» **What you will do**
Pull out every line from the listing that has the word "Grupo".

» **Given data**
--------------------------------------------------

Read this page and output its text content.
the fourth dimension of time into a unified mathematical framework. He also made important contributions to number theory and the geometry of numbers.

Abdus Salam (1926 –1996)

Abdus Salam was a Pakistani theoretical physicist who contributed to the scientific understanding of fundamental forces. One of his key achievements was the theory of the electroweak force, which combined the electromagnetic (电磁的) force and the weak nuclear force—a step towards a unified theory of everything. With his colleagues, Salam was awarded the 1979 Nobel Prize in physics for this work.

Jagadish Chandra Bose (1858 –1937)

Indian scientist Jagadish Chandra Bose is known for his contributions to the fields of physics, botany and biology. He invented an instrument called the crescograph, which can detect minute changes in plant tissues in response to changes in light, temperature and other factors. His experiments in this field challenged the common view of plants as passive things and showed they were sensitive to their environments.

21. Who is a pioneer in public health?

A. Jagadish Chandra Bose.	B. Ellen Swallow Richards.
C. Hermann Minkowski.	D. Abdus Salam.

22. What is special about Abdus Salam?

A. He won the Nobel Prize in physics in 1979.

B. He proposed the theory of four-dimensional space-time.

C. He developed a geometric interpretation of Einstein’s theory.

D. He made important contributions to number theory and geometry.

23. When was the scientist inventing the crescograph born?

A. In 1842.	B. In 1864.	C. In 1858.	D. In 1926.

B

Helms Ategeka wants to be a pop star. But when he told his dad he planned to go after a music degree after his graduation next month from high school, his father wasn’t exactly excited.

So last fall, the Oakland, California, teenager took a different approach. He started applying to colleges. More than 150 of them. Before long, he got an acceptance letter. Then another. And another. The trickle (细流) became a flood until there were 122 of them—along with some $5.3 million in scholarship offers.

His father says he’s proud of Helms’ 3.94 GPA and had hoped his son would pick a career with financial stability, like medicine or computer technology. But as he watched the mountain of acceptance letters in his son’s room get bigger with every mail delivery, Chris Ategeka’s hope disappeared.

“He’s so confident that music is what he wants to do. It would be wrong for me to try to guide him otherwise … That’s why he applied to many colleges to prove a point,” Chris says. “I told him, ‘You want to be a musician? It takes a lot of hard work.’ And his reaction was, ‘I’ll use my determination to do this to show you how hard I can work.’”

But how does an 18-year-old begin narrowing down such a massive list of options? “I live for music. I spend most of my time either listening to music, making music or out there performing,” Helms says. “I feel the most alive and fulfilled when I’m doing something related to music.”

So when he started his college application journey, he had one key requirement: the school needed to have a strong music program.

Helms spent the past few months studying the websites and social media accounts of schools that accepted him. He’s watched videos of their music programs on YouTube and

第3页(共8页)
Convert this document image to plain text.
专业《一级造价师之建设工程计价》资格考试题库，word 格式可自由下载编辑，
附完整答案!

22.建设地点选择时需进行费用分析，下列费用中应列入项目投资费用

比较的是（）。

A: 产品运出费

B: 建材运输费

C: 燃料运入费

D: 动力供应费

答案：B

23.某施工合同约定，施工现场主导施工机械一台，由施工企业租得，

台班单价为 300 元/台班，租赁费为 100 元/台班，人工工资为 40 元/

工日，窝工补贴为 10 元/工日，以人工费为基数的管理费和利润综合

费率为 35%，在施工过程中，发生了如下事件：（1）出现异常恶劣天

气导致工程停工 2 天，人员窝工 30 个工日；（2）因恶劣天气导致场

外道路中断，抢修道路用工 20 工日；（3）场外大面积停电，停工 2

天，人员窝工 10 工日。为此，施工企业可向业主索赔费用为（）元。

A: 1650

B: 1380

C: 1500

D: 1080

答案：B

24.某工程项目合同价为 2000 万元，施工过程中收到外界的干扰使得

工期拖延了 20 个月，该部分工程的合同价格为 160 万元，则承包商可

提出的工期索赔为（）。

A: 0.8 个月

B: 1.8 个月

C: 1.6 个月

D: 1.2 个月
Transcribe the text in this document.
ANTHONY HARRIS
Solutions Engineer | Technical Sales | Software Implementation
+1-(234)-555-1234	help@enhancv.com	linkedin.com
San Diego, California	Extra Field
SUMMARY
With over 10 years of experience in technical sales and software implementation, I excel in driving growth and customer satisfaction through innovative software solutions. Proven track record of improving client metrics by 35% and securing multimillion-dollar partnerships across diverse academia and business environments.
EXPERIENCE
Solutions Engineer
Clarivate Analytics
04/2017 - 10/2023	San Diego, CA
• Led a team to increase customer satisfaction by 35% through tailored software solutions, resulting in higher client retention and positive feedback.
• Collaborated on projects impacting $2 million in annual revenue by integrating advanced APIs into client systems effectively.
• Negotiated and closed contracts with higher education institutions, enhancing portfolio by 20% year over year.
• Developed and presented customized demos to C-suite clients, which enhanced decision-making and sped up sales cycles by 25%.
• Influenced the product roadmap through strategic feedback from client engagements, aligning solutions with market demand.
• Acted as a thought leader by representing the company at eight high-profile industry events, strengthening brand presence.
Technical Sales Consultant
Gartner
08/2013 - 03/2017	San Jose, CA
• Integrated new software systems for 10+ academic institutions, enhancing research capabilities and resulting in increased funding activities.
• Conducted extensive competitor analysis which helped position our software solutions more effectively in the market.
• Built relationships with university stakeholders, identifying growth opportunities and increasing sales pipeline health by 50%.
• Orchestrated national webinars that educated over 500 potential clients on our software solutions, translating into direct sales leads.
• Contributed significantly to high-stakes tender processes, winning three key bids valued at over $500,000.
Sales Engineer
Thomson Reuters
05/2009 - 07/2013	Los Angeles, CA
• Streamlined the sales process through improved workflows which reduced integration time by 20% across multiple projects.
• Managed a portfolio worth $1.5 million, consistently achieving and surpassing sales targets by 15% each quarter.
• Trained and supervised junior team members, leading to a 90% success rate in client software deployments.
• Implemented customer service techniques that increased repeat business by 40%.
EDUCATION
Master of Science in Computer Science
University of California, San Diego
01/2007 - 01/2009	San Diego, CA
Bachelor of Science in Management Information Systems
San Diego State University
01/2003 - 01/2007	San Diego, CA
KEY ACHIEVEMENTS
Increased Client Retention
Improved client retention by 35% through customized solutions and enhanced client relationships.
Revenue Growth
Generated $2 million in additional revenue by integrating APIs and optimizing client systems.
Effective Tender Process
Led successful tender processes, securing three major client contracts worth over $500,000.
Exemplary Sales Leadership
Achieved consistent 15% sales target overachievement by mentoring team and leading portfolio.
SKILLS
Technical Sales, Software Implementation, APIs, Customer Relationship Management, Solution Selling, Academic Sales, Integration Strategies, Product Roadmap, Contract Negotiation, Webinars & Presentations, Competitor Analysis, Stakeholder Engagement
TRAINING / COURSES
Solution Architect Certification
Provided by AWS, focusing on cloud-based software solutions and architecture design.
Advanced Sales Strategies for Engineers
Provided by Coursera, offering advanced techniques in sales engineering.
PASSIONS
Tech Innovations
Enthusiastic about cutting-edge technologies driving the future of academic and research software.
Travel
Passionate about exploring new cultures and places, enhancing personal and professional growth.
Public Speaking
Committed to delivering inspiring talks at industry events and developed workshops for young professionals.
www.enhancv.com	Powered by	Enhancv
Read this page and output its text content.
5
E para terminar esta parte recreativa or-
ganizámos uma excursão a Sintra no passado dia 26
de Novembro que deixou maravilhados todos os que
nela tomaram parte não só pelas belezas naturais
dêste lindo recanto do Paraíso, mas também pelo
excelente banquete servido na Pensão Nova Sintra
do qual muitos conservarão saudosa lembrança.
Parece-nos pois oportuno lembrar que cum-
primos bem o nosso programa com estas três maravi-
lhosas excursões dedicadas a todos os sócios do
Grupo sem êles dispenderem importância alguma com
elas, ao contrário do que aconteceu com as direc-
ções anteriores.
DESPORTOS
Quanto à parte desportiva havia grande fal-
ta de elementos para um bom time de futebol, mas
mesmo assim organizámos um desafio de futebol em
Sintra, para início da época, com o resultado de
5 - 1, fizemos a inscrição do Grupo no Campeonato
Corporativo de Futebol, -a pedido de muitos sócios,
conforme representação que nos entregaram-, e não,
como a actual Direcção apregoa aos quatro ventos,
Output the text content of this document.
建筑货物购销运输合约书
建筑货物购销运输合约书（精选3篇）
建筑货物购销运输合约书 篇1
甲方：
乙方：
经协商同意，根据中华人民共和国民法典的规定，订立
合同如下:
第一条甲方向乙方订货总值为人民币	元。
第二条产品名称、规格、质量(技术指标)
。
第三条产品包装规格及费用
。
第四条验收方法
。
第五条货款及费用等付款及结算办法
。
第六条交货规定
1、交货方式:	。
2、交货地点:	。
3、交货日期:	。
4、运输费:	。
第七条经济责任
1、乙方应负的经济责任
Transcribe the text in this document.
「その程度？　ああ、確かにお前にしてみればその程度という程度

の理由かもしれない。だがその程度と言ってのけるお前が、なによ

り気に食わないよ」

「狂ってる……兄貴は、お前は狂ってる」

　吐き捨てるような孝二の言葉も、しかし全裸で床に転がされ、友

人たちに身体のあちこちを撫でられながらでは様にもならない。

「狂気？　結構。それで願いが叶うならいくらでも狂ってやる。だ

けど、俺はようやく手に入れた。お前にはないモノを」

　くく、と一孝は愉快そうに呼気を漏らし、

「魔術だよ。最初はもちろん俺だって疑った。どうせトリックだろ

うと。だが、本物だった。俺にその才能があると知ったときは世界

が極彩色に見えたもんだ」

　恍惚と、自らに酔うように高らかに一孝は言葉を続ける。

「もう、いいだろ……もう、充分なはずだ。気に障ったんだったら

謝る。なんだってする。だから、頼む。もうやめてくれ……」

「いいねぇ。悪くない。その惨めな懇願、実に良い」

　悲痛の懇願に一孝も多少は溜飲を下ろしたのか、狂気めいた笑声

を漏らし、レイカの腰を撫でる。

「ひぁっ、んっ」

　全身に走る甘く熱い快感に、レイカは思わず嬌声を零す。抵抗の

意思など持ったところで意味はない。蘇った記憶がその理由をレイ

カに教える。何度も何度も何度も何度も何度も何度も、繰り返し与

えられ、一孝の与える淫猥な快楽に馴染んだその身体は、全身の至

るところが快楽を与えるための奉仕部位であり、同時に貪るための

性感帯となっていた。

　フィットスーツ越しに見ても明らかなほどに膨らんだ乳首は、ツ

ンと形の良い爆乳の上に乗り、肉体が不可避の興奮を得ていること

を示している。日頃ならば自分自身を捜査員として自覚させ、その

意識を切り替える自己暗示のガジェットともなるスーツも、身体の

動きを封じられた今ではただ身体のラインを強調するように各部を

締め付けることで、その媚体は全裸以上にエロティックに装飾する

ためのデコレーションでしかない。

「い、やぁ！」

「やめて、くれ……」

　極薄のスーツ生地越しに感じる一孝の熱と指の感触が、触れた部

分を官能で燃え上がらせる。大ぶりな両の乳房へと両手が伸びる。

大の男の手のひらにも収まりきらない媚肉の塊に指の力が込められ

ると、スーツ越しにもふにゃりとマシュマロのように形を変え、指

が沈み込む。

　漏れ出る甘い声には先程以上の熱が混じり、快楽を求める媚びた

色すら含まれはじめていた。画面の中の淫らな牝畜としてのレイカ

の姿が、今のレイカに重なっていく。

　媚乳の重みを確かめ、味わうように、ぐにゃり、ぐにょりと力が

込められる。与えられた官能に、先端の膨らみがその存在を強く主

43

--------------------------------------------------

» **Task answer**
Grupo sem êles dispenderem importância alguma com
5 - 1, fizemos a inscrição do Grupo no Campeonato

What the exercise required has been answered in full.